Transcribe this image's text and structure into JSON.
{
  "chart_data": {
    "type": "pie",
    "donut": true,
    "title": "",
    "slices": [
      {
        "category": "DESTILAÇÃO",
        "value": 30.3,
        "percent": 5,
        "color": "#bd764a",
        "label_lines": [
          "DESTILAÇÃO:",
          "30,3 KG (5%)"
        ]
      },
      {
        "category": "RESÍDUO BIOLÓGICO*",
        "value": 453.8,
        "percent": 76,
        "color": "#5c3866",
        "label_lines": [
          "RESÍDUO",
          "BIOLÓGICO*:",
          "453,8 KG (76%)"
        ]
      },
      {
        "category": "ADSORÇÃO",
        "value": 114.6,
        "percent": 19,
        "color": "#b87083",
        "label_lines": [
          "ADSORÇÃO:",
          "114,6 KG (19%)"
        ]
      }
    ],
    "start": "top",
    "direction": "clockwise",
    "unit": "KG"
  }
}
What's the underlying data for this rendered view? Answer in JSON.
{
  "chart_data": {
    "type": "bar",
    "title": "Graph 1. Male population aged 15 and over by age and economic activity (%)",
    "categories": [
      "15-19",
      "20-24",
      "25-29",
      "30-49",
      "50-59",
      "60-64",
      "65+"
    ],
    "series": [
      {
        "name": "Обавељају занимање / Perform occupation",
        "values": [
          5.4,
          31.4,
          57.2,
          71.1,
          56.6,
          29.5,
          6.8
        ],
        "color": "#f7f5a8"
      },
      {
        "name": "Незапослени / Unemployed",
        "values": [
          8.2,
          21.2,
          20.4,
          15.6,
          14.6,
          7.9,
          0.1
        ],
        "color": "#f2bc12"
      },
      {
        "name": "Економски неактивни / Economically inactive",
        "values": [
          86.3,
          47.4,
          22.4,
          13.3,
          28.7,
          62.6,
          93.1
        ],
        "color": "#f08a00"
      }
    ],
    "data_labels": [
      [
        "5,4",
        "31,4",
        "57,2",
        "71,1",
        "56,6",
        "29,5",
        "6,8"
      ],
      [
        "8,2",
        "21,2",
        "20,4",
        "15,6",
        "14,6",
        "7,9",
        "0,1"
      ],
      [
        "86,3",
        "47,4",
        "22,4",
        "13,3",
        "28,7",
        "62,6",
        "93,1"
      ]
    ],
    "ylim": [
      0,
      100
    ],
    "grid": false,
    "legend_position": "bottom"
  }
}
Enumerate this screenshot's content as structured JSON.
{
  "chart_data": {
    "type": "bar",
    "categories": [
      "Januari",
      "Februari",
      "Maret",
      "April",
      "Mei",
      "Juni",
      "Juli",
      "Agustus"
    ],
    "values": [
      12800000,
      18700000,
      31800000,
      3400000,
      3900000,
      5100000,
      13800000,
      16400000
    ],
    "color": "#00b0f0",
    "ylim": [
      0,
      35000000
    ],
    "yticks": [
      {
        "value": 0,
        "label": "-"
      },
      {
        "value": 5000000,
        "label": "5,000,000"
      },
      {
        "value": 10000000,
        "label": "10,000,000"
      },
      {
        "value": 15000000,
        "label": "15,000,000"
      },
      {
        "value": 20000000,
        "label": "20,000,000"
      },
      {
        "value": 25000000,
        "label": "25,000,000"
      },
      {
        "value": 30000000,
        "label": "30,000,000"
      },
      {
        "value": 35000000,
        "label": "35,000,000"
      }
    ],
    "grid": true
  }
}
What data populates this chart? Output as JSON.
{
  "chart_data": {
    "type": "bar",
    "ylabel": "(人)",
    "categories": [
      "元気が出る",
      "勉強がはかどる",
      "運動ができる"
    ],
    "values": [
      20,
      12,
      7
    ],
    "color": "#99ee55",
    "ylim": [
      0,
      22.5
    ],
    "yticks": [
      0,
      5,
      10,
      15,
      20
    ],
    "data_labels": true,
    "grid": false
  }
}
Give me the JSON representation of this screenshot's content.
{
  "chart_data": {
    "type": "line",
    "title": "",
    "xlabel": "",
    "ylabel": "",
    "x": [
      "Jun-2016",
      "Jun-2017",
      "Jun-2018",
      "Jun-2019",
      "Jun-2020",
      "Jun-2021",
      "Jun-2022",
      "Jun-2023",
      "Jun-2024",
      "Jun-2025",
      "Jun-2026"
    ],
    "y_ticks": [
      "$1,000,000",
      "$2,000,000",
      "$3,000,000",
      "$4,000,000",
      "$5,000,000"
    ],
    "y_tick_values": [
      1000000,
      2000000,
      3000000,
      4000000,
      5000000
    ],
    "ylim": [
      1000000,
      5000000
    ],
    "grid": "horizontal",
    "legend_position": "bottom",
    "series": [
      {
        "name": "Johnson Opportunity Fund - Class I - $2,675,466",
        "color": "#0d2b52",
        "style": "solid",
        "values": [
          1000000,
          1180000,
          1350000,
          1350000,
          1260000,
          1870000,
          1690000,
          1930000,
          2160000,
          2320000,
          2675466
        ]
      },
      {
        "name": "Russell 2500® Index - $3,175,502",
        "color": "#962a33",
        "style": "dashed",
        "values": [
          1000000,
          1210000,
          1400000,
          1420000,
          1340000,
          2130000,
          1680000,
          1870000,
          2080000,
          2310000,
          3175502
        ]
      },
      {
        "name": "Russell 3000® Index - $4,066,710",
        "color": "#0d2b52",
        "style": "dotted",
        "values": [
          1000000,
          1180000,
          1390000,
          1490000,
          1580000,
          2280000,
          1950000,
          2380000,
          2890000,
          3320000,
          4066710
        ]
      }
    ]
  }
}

-- -- --

- Required task -
Above are the records. Identify each line that contains the word "JSON".

- Answer to the exercise -
Transcribe this image's text and structure into JSON.
What's the underlying data for this rendered view? Answer in JSON.
Enumerate this screenshot's content as structured JSON.
What data populates this chart? Output as JSON.
Give me the JSON representation of this screenshot's content.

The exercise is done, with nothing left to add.